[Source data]
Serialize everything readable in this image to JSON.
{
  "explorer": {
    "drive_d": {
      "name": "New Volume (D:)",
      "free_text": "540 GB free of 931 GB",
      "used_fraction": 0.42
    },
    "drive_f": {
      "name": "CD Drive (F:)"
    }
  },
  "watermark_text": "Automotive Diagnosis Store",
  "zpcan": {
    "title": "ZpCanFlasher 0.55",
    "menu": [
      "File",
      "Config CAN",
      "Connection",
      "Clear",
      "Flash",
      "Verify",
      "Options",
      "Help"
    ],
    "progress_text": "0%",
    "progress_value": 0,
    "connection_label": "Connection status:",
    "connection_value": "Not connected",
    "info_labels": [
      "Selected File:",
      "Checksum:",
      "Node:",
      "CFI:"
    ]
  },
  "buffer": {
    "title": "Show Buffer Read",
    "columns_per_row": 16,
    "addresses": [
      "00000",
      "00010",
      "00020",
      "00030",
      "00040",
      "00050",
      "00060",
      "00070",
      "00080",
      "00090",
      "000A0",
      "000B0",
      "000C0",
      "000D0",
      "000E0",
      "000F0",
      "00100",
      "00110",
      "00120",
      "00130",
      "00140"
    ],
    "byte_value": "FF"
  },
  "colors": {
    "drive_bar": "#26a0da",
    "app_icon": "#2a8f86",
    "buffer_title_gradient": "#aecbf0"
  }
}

## WORK INSTRUCTIONS
Each line of the listing above should be output exactly.

## TASK OUTPUT
Serialize everything readable in this image to JSON.
{
  "explorer": {
    "drive_d": {
      "name": "New Volume (D:)",
      "free_text": "540 GB free of 931 GB",
      "used_fraction": 0.42
    },
    "drive_f": {
      "name": "CD Drive (F:)"
    }
  },
  "watermark_text": "Automotive Diagnosis Store",
  "zpcan": {
    "title": "ZpCanFlasher 0.55",
    "menu": [
      "File",
      "Config CAN",
      "Connection",
      "Clear",
      "Flash",
      "Verify",
      "Options",
      "Help"
    ],
    "progress_text": "0%",
    "progress_value": 0,
    "connection_label": "Connection status:",
    "connection_value": "Not connected",
    "info_labels": [
      "Selected File:",
      "Checksum:",
      "Node:",
      "CFI:"
    ]
  },
  "buffer": {
    "title": "Show Buffer Read",
    "columns_per_row": 16,
    "addresses": [
      "00000",
      "00010",
      "00020",
      "00030",
      "00040",
      "00050",
      "00060",
      "00070",
      "00080",
      "00090",
      "000A0",
      "000B0",
      "000C0",
      "000D0",
      "000E0",
      "000F0",
      "00100",
      "00110",
      "00120",
      "00130",
      "00140"
    ],
    "byte_value": "FF"
  },
  "colors": {
    "drive_bar": "#26a0da",
    "app_icon": "#2a8f86",
    "buffer_title_gradient": "#aecbf0"
  }
}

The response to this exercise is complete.